## Action item:
Beneath this task are records; count how many lines include the string "marker" and answer with that number alone.

-------- Record set

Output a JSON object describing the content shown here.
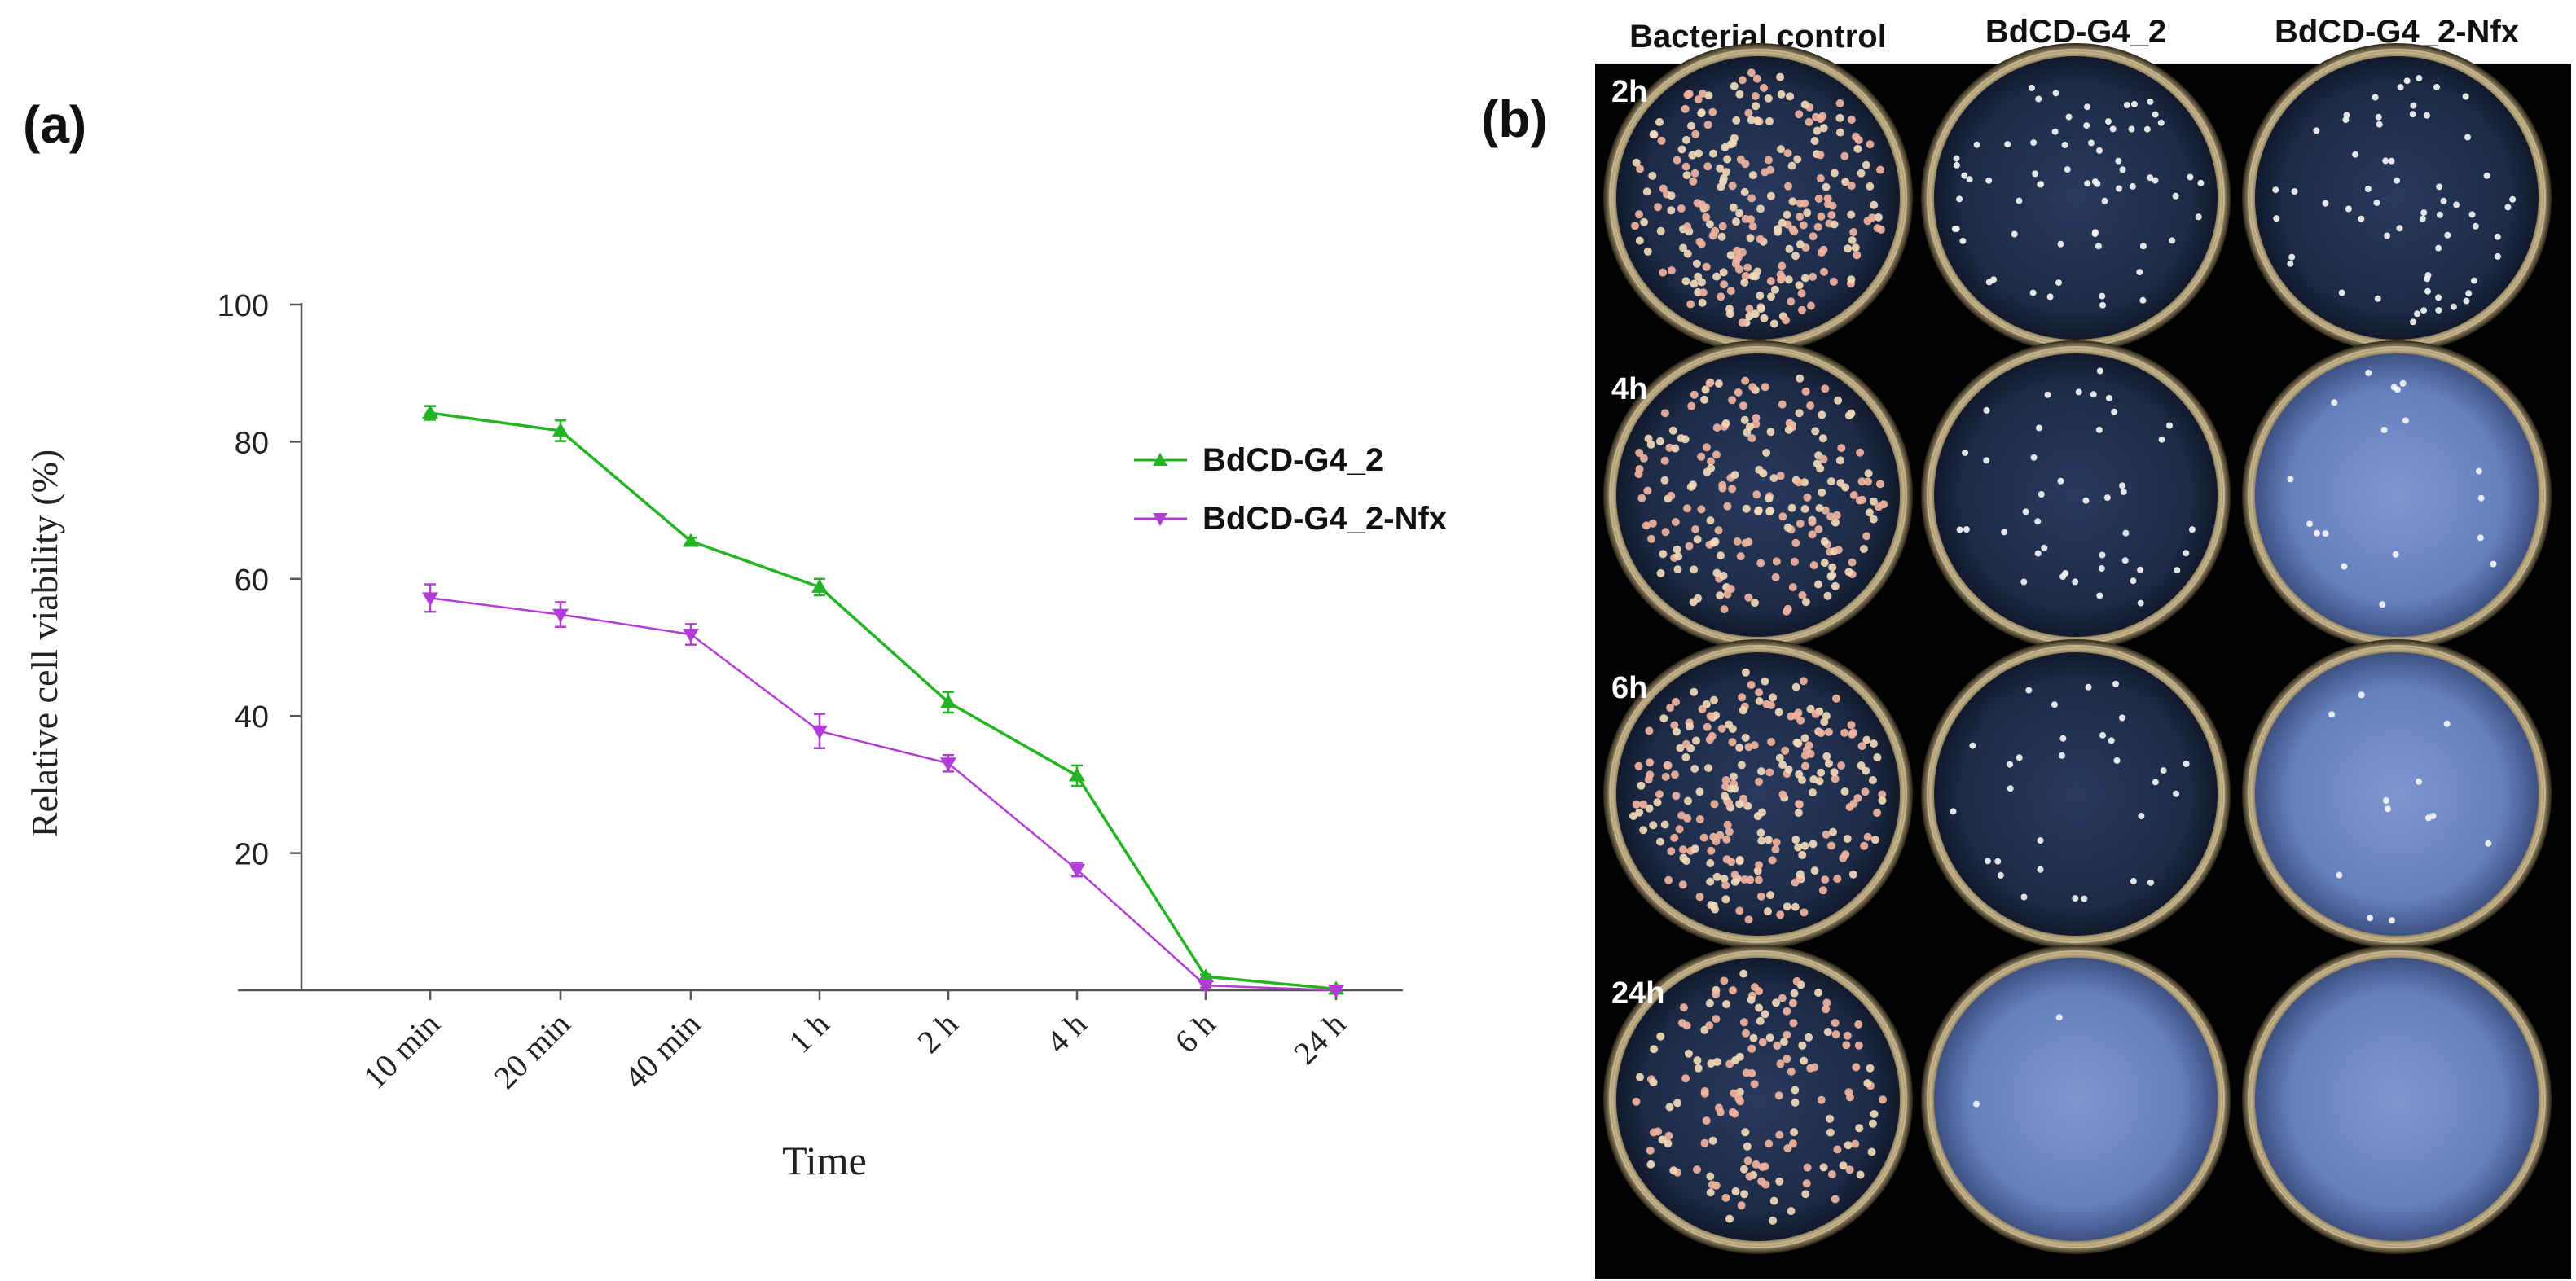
{
  "panel_a": {
    "label": "(a)",
    "chart_data": {
      "type": "line",
      "categories": [
        "10 min",
        "20 min",
        "40 min",
        "1 h",
        "2 h",
        "4 h",
        "6 h",
        "24 h"
      ],
      "xlabel": "Time",
      "ylabel": "Relative cell viability (%)",
      "ylim": [
        0,
        100
      ],
      "yticks": [
        20,
        40,
        60,
        80,
        100
      ],
      "legend_position": "right",
      "grid": false,
      "series": [
        {
          "name": "BdCD-G4_2",
          "marker": "triangle-up",
          "color": "#22b422",
          "values": [
            84.2,
            81.6,
            65.5,
            58.8,
            42.0,
            31.3,
            2.0,
            0.2
          ],
          "errors": [
            1.0,
            1.5,
            0.5,
            1.2,
            1.5,
            1.5,
            0.3,
            0.2
          ]
        },
        {
          "name": "BdCD-G4_2-Nfx",
          "marker": "triangle-down",
          "color": "#b43cd6",
          "values": [
            57.2,
            54.8,
            51.9,
            37.8,
            33.1,
            17.6,
            0.7,
            0.0
          ],
          "errors": [
            2.0,
            1.8,
            1.5,
            2.5,
            1.2,
            1.0,
            0.3,
            0.2
          ]
        }
      ]
    }
  },
  "panel_b": {
    "label": "(b)",
    "column_headers": [
      "Bacterial control",
      "BdCD-G4_2",
      "BdCD-G4_2-Nfx"
    ],
    "row_labels": [
      "2h",
      "4h",
      "6h",
      "24h"
    ],
    "colony_density": [
      [
        0.95,
        0.55,
        0.5
      ],
      [
        0.75,
        0.35,
        0.15
      ],
      [
        0.9,
        0.25,
        0.1
      ],
      [
        0.6,
        0.02,
        0.0
      ]
    ]
  }
}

----------------

## Your response:
2